Task description: Copy every record word for word.

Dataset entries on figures
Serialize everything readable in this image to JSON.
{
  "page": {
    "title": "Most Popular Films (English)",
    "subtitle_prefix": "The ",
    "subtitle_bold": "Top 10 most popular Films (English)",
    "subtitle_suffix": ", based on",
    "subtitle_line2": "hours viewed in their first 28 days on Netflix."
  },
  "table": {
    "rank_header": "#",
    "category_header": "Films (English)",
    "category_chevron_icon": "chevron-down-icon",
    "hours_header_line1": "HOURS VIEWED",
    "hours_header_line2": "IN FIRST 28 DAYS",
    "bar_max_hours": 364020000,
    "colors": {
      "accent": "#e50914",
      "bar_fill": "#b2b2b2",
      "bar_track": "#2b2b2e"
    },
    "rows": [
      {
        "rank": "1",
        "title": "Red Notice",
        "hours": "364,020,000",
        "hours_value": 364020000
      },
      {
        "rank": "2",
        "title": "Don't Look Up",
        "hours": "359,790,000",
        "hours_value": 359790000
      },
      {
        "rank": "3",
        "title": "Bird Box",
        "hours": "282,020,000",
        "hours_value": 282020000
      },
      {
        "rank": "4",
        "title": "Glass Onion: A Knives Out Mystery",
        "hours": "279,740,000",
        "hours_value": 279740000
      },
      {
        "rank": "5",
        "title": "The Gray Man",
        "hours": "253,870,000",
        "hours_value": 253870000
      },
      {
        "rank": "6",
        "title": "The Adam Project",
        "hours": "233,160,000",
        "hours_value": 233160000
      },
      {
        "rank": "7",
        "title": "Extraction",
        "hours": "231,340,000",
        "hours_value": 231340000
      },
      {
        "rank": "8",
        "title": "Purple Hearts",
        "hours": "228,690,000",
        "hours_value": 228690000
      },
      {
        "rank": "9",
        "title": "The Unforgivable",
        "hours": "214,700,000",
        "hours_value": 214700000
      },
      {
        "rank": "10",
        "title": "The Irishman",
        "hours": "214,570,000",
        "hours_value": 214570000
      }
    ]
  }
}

Exercise response:
Serialize everything readable in this image to JSON.
{
  "page": {
    "title": "Most Popular Films (English)",
    "subtitle_prefix": "The ",
    "subtitle_bold": "Top 10 most popular Films (English)",
    "subtitle_suffix": ", based on",
    "subtitle_line2": "hours viewed in their first 28 days on Netflix."
  },
  "table": {
    "rank_header": "#",
    "category_header": "Films (English)",
    "category_chevron_icon": "chevron-down-icon",
    "hours_header_line1": "HOURS VIEWED",
    "hours_header_line2": "IN FIRST 28 DAYS",
    "bar_max_hours": 364020000,
    "colors": {
      "accent": "#e50914",
      "bar_fill": "#b2b2b2",
      "bar_track": "#2b2b2e"
    },
    "rows": [
      {
        "rank": "1",
        "title": "Red Notice",
        "hours": "364,020,000",
        "hours_value": 364020000
      },
      {
        "rank": "2",
        "title": "Don't Look Up",
        "hours": "359,790,000",
        "hours_value": 359790000
      },
      {
        "rank": "3",
        "title": "Bird Box",
        "hours": "282,020,000",
        "hours_value": 282020000
      },
      {
        "rank": "4",
        "title": "Glass Onion: A Knives Out Mystery",
        "hours": "279,740,000",
        "hours_value": 279740000
      },
      {
        "rank": "5",
        "title": "The Gray Man",
        "hours": "253,870,000",
        "hours_value": 253870000
      },
      {
        "rank": "6",
        "title": "The Adam Project",
        "hours": "233,160,000",
        "hours_value": 233160000
      },
      {
        "rank": "7",
        "title": "Extraction",
        "hours": "231,340,000",
        "hours_value": 231340000
      },
      {
        "rank": "8",
        "title": "Purple Hearts",
        "hours": "228,690,000",
        "hours_value": 228690000
      },
      {
        "rank": "9",
        "title": "The Unforgivable",
        "hours": "214,700,000",
        "hours_value": 214700000
      },
      {
        "rank": "10",
        "title": "The Irishman",
        "hours": "214,570,000",
        "hours_value": 214570000
      }
    ]
  }
}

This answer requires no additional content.